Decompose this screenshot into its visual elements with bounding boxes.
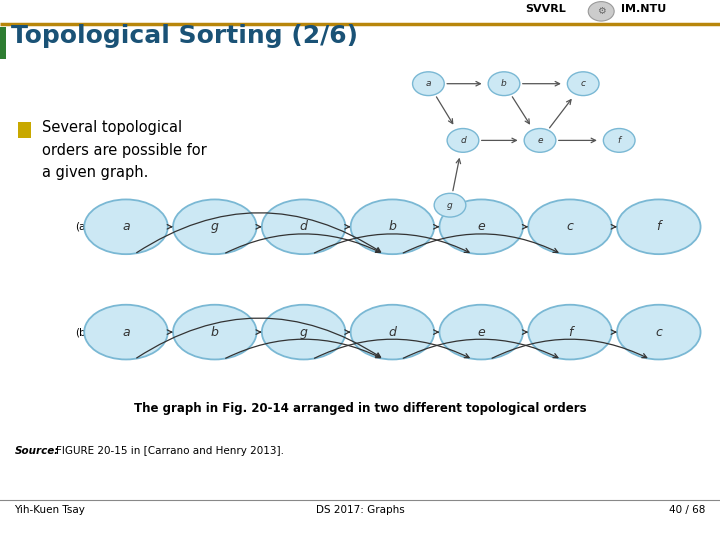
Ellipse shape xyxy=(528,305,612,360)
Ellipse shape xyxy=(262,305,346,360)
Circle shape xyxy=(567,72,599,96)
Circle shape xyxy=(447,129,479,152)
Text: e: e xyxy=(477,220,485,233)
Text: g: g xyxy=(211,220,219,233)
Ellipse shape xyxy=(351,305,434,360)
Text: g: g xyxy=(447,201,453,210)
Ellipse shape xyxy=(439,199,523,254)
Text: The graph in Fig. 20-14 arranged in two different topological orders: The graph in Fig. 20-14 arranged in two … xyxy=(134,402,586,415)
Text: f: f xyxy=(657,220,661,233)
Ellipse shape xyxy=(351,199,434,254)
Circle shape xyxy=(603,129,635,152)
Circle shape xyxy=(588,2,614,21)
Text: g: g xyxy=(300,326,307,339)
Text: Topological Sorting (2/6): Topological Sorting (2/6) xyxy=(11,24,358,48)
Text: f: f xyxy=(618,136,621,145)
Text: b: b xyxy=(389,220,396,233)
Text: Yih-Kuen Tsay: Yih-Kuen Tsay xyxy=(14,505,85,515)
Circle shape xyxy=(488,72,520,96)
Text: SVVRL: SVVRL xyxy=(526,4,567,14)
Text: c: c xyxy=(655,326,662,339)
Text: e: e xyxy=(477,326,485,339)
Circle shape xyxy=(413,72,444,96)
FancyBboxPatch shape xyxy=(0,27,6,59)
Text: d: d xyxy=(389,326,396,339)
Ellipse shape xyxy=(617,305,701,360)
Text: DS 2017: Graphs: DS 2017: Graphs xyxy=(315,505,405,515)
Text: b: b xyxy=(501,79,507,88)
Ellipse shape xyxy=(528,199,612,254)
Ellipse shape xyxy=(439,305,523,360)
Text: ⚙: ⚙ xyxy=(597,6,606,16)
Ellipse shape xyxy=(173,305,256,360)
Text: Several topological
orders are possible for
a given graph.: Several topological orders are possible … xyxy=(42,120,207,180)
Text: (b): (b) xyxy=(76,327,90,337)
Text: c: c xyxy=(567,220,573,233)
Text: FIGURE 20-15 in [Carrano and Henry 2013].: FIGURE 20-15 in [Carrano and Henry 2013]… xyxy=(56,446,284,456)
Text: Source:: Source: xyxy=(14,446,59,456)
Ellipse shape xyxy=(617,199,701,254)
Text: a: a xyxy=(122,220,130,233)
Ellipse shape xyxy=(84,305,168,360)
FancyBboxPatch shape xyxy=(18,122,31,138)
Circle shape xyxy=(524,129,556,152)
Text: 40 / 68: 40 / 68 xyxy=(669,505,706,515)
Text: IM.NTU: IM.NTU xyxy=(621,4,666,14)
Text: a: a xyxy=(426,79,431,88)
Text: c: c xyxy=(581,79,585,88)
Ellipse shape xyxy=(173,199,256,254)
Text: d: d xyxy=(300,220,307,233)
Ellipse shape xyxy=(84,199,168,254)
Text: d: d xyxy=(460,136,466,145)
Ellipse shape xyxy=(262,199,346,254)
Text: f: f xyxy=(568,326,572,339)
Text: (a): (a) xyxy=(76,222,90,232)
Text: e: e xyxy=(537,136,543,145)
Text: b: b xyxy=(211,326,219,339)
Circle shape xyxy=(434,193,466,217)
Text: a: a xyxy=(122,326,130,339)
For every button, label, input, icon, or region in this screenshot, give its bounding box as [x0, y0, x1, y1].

* * * *

= Written exercise =
Rewrite every line of the listing above as a numbered list, skipping any blank lines and leaving out the pictures.

= Output for this task =
1. Decompose this screenshot into its visual elements with bounding boxes.
2. Ellipse shape xyxy=(528,305,612,360)
3. Ellipse shape xyxy=(262,305,346,360)
4. Circle shape xyxy=(567,72,599,96)
5. Circle shape xyxy=(447,129,479,152)
6. Text: e: e xyxy=(477,220,485,233)
7. Text: g: g xyxy=(211,220,219,233)
8. Ellipse shape xyxy=(351,305,434,360)
9. Text: g: g xyxy=(447,201,453,210)
10. Ellipse shape xyxy=(439,199,523,254)
11. Text: The graph in Fig. 20-14 arranged in two different topological orders: The graph in Fig. 20-14 arranged in two … xyxy=(134,402,586,415)
12. Text: f: f xyxy=(657,220,661,233)
13. Ellipse shape xyxy=(351,199,434,254)
14. Circle shape xyxy=(603,129,635,152)
15. Circle shape xyxy=(588,2,614,21)
16. Text: g: g xyxy=(300,326,307,339)
17. Text: Topological Sorting (2/6): Topological Sorting (2/6) xyxy=(11,24,358,48)
18. Text: f: f xyxy=(618,136,621,145)
19. Text: b: b xyxy=(389,220,396,233)
20. Text: Yih-Kuen Tsay: Yih-Kuen Tsay xyxy=(14,505,85,515)
21. Circle shape xyxy=(488,72,520,96)
22. Text: SVVRL: SVVRL xyxy=(526,4,567,14)
23. Text: c: c xyxy=(655,326,662,339)
24. Text: e: e xyxy=(477,326,485,339)
25. Circle shape xyxy=(413,72,444,96)
26. FancyBboxPatch shape xyxy=(0,27,6,59)
27. Text: d: d xyxy=(389,326,396,339)
28. Ellipse shape xyxy=(617,305,701,360)
29. Text: DS 2017: Graphs: DS 2017: Graphs xyxy=(315,505,405,515)
30. Text: b: b xyxy=(501,79,507,88)
31. Ellipse shape xyxy=(528,199,612,254)
32. Ellipse shape xyxy=(439,305,523,360)
33. Text: ⚙: ⚙ xyxy=(597,6,606,16)
34. Ellipse shape xyxy=(173,305,256,360)
35. Text: Several topological
36. orders are possible for
37. a given graph.: Several topological orders are possible … xyxy=(42,120,207,180)
38. Text: (b): (b) xyxy=(76,327,90,337)
39. Text: c: c xyxy=(567,220,573,233)
40. Text: FIGURE 20-15 in [Carrano and Henry 2013].: FIGURE 20-15 in [Carrano and Henry 2013]… xyxy=(56,446,284,456)
41. Text: Source:: Source: xyxy=(14,446,59,456)
42. Ellipse shape xyxy=(617,199,701,254)
43. Text: a: a xyxy=(122,220,130,233)
44. Ellipse shape xyxy=(84,305,168,360)
45. FancyBboxPatch shape xyxy=(18,122,31,138)
46. Circle shape xyxy=(524,129,556,152)
47. Text: 40 / 68: 40 / 68 xyxy=(669,505,706,515)
48. Text: IM.NTU: IM.NTU xyxy=(621,4,666,14)
49. Text: a: a xyxy=(426,79,431,88)
50. Text: c: c xyxy=(581,79,585,88)
51. Ellipse shape xyxy=(173,199,256,254)
52. Text: d: d xyxy=(300,220,307,233)
53. Ellipse shape xyxy=(84,199,168,254)
54. Text: d: d xyxy=(460,136,466,145)
55. Ellipse shape xyxy=(262,199,346,254)
56. Text: f: f xyxy=(568,326,572,339)
57. Text: (a): (a) xyxy=(76,222,90,232)
58. Text: e: e xyxy=(537,136,543,145)
59. Text: b: b xyxy=(211,326,219,339)
60. Circle shape xyxy=(434,193,466,217)
61. Text: a: a xyxy=(122,326,130,339)
62. For every button, label, input, icon, or region in this screenshot, give its bounding box as [x0, y0, x1, y1].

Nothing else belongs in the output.